━━━ Provided records ━━━

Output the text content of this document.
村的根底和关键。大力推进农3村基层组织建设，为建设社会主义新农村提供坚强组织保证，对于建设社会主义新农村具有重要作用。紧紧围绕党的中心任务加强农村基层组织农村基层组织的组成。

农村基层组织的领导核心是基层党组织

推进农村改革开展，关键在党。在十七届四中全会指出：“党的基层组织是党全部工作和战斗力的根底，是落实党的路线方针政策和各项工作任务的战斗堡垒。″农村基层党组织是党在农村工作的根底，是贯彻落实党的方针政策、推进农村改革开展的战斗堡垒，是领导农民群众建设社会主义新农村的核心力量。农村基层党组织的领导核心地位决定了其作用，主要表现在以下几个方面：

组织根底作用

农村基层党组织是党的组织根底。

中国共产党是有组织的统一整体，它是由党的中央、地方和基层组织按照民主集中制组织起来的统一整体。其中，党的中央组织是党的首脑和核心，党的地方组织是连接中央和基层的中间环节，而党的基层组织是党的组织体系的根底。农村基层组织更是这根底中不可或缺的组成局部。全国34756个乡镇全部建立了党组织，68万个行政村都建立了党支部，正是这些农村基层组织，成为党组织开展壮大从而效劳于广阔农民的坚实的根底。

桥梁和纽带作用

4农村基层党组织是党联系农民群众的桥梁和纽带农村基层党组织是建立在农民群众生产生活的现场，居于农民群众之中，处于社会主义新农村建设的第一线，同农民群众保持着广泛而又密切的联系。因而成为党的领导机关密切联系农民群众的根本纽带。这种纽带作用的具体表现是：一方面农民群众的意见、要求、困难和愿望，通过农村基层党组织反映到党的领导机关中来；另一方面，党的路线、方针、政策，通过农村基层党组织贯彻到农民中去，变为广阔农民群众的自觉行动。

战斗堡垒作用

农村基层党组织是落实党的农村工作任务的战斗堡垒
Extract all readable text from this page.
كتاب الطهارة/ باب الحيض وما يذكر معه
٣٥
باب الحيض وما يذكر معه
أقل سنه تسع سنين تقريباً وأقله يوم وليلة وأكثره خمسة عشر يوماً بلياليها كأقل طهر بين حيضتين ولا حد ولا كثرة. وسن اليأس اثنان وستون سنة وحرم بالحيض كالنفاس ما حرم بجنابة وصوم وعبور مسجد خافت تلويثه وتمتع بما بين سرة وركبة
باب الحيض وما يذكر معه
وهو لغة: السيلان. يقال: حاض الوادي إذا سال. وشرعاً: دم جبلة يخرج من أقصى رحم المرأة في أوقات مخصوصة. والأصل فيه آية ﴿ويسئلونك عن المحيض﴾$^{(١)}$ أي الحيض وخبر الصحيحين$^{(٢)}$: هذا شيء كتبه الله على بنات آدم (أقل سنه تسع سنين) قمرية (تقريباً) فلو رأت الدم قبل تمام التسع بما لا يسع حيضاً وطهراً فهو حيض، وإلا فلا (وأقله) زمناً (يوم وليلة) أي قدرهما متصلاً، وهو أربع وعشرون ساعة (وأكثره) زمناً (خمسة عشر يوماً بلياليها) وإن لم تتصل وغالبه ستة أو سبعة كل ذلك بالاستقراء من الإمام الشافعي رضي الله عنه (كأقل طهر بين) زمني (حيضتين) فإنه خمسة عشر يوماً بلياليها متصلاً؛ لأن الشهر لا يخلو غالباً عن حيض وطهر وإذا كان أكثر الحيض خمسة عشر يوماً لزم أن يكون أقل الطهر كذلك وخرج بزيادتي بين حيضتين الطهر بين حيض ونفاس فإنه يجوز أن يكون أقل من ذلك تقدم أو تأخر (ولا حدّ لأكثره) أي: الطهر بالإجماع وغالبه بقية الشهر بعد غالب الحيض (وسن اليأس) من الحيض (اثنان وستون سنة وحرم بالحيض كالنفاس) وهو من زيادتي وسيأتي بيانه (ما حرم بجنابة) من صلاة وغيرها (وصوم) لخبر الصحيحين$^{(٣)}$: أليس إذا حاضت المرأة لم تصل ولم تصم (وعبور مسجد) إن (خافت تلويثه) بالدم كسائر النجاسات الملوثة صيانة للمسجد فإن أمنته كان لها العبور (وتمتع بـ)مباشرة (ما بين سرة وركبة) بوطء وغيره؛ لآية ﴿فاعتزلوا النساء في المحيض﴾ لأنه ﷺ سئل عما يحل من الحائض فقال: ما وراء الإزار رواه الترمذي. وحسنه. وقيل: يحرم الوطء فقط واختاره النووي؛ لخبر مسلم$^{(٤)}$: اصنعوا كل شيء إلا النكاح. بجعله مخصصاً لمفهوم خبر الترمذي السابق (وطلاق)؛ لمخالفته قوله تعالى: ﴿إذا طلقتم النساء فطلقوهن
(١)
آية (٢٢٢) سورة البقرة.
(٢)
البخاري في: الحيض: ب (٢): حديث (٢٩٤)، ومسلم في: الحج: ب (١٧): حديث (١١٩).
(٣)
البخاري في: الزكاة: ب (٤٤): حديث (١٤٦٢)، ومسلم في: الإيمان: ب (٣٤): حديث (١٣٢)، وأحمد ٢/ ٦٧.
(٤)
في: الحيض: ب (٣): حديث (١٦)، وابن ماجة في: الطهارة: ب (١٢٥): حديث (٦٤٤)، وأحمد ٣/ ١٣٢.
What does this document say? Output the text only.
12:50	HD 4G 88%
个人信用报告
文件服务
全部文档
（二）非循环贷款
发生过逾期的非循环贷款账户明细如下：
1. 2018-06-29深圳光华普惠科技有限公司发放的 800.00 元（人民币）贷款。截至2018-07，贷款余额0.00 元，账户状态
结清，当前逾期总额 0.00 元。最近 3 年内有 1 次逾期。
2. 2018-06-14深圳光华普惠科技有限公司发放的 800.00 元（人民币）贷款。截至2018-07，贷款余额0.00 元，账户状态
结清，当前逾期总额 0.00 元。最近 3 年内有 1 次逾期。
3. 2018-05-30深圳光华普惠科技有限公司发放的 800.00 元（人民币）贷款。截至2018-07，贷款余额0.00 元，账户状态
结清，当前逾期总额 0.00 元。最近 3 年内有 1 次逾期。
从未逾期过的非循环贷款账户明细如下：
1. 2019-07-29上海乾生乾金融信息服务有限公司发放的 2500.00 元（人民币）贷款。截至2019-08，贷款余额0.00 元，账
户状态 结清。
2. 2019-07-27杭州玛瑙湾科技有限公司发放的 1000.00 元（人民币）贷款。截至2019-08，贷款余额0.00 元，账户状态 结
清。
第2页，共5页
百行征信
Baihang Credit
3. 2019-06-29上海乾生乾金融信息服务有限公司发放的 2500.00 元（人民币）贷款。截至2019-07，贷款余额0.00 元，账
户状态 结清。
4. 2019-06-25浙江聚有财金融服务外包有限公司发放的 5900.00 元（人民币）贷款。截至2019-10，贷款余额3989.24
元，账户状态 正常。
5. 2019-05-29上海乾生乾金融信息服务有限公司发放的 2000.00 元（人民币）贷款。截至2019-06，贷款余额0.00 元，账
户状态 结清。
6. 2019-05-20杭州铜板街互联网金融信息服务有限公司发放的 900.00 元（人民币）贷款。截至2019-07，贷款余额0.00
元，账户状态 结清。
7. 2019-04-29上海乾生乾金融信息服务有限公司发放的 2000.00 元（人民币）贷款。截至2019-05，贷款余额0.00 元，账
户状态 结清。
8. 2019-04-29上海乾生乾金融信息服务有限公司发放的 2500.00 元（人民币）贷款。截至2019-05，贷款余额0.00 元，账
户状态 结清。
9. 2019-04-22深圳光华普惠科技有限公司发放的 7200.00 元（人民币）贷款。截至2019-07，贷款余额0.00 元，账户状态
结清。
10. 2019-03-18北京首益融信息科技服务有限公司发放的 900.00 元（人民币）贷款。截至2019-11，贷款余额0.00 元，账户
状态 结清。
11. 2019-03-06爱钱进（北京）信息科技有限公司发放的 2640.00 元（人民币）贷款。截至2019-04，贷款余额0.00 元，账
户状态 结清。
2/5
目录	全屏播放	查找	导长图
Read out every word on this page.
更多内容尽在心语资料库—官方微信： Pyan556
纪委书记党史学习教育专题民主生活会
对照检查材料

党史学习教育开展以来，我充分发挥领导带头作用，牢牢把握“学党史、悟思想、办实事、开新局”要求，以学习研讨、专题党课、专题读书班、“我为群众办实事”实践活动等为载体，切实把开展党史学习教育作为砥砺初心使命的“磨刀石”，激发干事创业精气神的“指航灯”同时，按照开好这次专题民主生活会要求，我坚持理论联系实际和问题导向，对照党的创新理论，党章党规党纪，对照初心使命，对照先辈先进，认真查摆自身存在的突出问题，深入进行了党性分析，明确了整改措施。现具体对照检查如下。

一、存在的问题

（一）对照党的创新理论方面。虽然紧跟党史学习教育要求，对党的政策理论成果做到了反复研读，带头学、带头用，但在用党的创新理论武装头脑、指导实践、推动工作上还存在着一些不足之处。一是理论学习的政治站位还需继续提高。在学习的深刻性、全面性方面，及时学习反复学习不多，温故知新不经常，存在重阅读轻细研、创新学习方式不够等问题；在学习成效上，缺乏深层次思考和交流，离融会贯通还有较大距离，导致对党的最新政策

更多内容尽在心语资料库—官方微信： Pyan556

━━━

Show the lines that mention the word "الطهارة".

▶ Expected answer
كتاب الطهارة/ باب الحيض وما يذكر معه
في: الحيض: ب (٣): حديث (١٦)، وابن ماجة في: الطهارة: ب (١٢٥): حديث (٦٤٤)، وأحمد ٣/ ١٣٢.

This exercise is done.